(Figure content listings)
-- begin --
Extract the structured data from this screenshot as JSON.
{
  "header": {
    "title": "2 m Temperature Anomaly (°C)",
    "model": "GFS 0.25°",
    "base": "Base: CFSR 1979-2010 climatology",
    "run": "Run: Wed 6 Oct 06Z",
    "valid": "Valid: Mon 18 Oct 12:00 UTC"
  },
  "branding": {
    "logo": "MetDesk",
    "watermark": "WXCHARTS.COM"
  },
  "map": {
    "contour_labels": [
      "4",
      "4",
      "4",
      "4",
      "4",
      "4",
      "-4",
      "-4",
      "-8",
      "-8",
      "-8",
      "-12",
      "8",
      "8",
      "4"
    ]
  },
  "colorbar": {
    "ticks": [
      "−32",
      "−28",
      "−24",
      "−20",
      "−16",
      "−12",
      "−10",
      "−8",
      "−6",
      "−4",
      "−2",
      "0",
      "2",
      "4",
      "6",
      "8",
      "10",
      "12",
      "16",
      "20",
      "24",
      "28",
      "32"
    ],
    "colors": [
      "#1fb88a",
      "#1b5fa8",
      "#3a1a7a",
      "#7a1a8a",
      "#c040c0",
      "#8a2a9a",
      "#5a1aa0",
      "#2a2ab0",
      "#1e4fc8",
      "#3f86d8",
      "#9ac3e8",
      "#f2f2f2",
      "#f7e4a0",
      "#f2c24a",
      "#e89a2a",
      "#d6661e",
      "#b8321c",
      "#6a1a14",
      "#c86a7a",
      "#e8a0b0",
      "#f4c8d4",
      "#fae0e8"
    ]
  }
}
-- end --
Each entry above needs to be retyped exactly.

Extract the structured data from this screenshot as JSON.
{
  "header": {
    "title": "2 m Temperature Anomaly (°C)",
    "model": "GFS 0.25°",
    "base": "Base: CFSR 1979-2010 climatology",
    "run": "Run: Wed 6 Oct 06Z",
    "valid": "Valid: Mon 18 Oct 12:00 UTC"
  },
  "branding": {
    "logo": "MetDesk",
    "watermark": "WXCHARTS.COM"
  },
  "map": {
    "contour_labels": [
      "4",
      "4",
      "4",
      "4",
      "4",
      "4",
      "-4",
      "-4",
      "-8",
      "-8",
      "-8",
      "-12",
      "8",
      "8",
      "4"
    ]
  },
  "colorbar": {
    "ticks": [
      "−32",
      "−28",
      "−24",
      "−20",
      "−16",
      "−12",
      "−10",
      "−8",
      "−6",
      "−4",
      "−2",
      "0",
      "2",
      "4",
      "6",
      "8",
      "10",
      "12",
      "16",
      "20",
      "24",
      "28",
      "32"
    ],
    "colors": [
      "#1fb88a",
      "#1b5fa8",
      "#3a1a7a",
      "#7a1a8a",
      "#c040c0",
      "#8a2a9a",
      "#5a1aa0",
      "#2a2ab0",
      "#1e4fc8",
      "#3f86d8",
      "#9ac3e8",
      "#f2f2f2",
      "#f7e4a0",
      "#f2c24a",
      "#e89a2a",
      "#d6661e",
      "#b8321c",
      "#6a1a14",
      "#c86a7a",
      "#e8a0b0",
      "#f4c8d4",
      "#fae0e8"
    ]
  }
}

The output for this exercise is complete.